-- Data shown start --
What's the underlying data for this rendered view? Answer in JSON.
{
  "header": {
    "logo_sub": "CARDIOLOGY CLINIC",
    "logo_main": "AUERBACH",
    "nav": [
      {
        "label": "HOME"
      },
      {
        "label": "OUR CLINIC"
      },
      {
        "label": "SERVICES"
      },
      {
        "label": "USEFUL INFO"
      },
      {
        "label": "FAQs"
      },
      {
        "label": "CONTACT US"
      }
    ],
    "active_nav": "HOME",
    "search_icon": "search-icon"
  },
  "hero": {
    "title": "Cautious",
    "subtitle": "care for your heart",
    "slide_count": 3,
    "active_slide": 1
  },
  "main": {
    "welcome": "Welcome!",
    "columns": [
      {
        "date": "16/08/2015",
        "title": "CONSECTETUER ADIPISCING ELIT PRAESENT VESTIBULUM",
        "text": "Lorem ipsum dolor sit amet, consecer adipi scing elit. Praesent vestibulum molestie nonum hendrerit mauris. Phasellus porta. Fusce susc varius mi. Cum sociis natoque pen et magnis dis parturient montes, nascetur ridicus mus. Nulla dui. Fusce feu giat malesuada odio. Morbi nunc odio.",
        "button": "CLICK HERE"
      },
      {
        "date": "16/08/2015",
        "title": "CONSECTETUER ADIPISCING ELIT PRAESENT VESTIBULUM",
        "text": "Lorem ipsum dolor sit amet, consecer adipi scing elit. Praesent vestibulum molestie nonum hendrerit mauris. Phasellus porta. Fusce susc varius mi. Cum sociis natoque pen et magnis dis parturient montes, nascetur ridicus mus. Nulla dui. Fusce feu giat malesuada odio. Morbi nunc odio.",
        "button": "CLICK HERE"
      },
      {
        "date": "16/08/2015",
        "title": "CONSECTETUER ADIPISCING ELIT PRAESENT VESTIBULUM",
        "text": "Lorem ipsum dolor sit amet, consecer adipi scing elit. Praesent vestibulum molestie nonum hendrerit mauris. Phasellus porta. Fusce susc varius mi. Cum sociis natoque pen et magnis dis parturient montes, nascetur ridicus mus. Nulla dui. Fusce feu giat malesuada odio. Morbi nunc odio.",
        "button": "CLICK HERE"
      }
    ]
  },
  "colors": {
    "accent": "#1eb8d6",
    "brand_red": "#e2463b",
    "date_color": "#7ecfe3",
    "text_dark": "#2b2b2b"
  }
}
-- Data shown end --
*Do this*
Set every line of the listing down word for word.

*Solution for this exercise*
What's the underlying data for this rendered view? Answer in JSON.
{
  "header": {
    "logo_sub": "CARDIOLOGY CLINIC",
    "logo_main": "AUERBACH",
    "nav": [
      {
        "label": "HOME"
      },
      {
        "label": "OUR CLINIC"
      },
      {
        "label": "SERVICES"
      },
      {
        "label": "USEFUL INFO"
      },
      {
        "label": "FAQs"
      },
      {
        "label": "CONTACT US"
      }
    ],
    "active_nav": "HOME",
    "search_icon": "search-icon"
  },
  "hero": {
    "title": "Cautious",
    "subtitle": "care for your heart",
    "slide_count": 3,
    "active_slide": 1
  },
  "main": {
    "welcome": "Welcome!",
    "columns": [
      {
        "date": "16/08/2015",
        "title": "CONSECTETUER ADIPISCING ELIT PRAESENT VESTIBULUM",
        "text": "Lorem ipsum dolor sit amet, consecer adipi scing elit. Praesent vestibulum molestie nonum hendrerit mauris. Phasellus porta. Fusce susc varius mi. Cum sociis natoque pen et magnis dis parturient montes, nascetur ridicus mus. Nulla dui. Fusce feu giat malesuada odio. Morbi nunc odio.",
        "button": "CLICK HERE"
      },
      {
        "date": "16/08/2015",
        "title": "CONSECTETUER ADIPISCING ELIT PRAESENT VESTIBULUM",
        "text": "Lorem ipsum dolor sit amet, consecer adipi scing elit. Praesent vestibulum molestie nonum hendrerit mauris. Phasellus porta. Fusce susc varius mi. Cum sociis natoque pen et magnis dis parturient montes, nascetur ridicus mus. Nulla dui. Fusce feu giat malesuada odio. Morbi nunc odio.",
        "button": "CLICK HERE"
      },
      {
        "date": "16/08/2015",
        "title": "CONSECTETUER ADIPISCING ELIT PRAESENT VESTIBULUM",
        "text": "Lorem ipsum dolor sit amet, consecer adipi scing elit. Praesent vestibulum molestie nonum hendrerit mauris. Phasellus porta. Fusce susc varius mi. Cum sociis natoque pen et magnis dis parturient montes, nascetur ridicus mus. Nulla dui. Fusce feu giat malesuada odio. Morbi nunc odio.",
        "button": "CLICK HERE"
      }
    ]
  },
  "colors": {
    "accent": "#1eb8d6",
    "brand_red": "#e2463b",
    "date_color": "#7ecfe3",
    "text_dark": "#2b2b2b"
  }
}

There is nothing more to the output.